#### Input ####

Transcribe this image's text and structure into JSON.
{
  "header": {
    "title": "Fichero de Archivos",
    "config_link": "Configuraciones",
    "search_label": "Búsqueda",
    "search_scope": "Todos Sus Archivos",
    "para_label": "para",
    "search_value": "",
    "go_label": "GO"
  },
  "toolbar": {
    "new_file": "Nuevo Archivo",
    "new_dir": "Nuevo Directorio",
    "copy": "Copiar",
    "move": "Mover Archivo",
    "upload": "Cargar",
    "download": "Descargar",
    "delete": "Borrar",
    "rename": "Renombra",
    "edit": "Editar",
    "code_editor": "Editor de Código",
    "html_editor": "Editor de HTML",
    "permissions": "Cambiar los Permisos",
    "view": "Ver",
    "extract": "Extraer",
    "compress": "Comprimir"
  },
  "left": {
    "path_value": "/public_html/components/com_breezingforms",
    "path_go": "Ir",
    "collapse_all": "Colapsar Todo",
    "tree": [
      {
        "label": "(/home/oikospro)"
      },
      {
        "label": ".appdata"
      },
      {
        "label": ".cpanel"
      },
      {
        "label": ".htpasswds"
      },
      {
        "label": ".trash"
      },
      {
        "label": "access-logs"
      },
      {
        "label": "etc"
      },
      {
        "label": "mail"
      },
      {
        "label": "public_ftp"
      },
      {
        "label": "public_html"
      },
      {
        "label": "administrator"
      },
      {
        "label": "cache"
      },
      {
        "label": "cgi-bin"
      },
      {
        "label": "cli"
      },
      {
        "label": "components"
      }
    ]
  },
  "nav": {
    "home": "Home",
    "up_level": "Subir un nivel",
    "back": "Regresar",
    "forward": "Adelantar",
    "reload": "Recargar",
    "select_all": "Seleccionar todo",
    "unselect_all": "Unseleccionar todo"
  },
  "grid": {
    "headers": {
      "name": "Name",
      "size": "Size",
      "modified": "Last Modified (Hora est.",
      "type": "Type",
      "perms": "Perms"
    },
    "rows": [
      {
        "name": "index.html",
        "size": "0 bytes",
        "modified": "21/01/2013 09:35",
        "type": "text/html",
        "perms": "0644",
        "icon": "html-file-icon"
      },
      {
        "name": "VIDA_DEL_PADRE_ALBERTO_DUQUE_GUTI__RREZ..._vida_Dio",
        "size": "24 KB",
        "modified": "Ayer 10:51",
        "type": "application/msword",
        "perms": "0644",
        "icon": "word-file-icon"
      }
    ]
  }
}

####

Problem:
Repeat the records above exactly as they appear.

Correct answer:
Transcribe this image's text and structure into JSON.
{
  "header": {
    "title": "Fichero de Archivos",
    "config_link": "Configuraciones",
    "search_label": "Búsqueda",
    "search_scope": "Todos Sus Archivos",
    "para_label": "para",
    "search_value": "",
    "go_label": "GO"
  },
  "toolbar": {
    "new_file": "Nuevo Archivo",
    "new_dir": "Nuevo Directorio",
    "copy": "Copiar",
    "move": "Mover Archivo",
    "upload": "Cargar",
    "download": "Descargar",
    "delete": "Borrar",
    "rename": "Renombra",
    "edit": "Editar",
    "code_editor": "Editor de Código",
    "html_editor": "Editor de HTML",
    "permissions": "Cambiar los Permisos",
    "view": "Ver",
    "extract": "Extraer",
    "compress": "Comprimir"
  },
  "left": {
    "path_value": "/public_html/components/com_breezingforms",
    "path_go": "Ir",
    "collapse_all": "Colapsar Todo",
    "tree": [
      {
        "label": "(/home/oikospro)"
      },
      {
        "label": ".appdata"
      },
      {
        "label": ".cpanel"
      },
      {
        "label": ".htpasswds"
      },
      {
        "label": ".trash"
      },
      {
        "label": "access-logs"
      },
      {
        "label": "etc"
      },
      {
        "label": "mail"
      },
      {
        "label": "public_ftp"
      },
      {
        "label": "public_html"
      },
      {
        "label": "administrator"
      },
      {
        "label": "cache"
      },
      {
        "label": "cgi-bin"
      },
      {
        "label": "cli"
      },
      {
        "label": "components"
      }
    ]
  },
  "nav": {
    "home": "Home",
    "up_level": "Subir un nivel",
    "back": "Regresar",
    "forward": "Adelantar",
    "reload": "Recargar",
    "select_all": "Seleccionar todo",
    "unselect_all": "Unseleccionar todo"
  },
  "grid": {
    "headers": {
      "name": "Name",
      "size": "Size",
      "modified": "Last Modified (Hora est.",
      "type": "Type",
      "perms": "Perms"
    },
    "rows": [
      {
        "name": "index.html",
        "size": "0 bytes",
        "modified": "21/01/2013 09:35",
        "type": "text/html",
        "perms": "0644",
        "icon": "html-file-icon"
      },
      {
        "name": "VIDA_DEL_PADRE_ALBERTO_DUQUE_GUTI__RREZ..._vida_Dio",
        "size": "24 KB",
        "modified": "Ayer 10:51",
        "type": "application/msword",
        "perms": "0644",
        "icon": "word-file-icon"
      }
    ]
  }
}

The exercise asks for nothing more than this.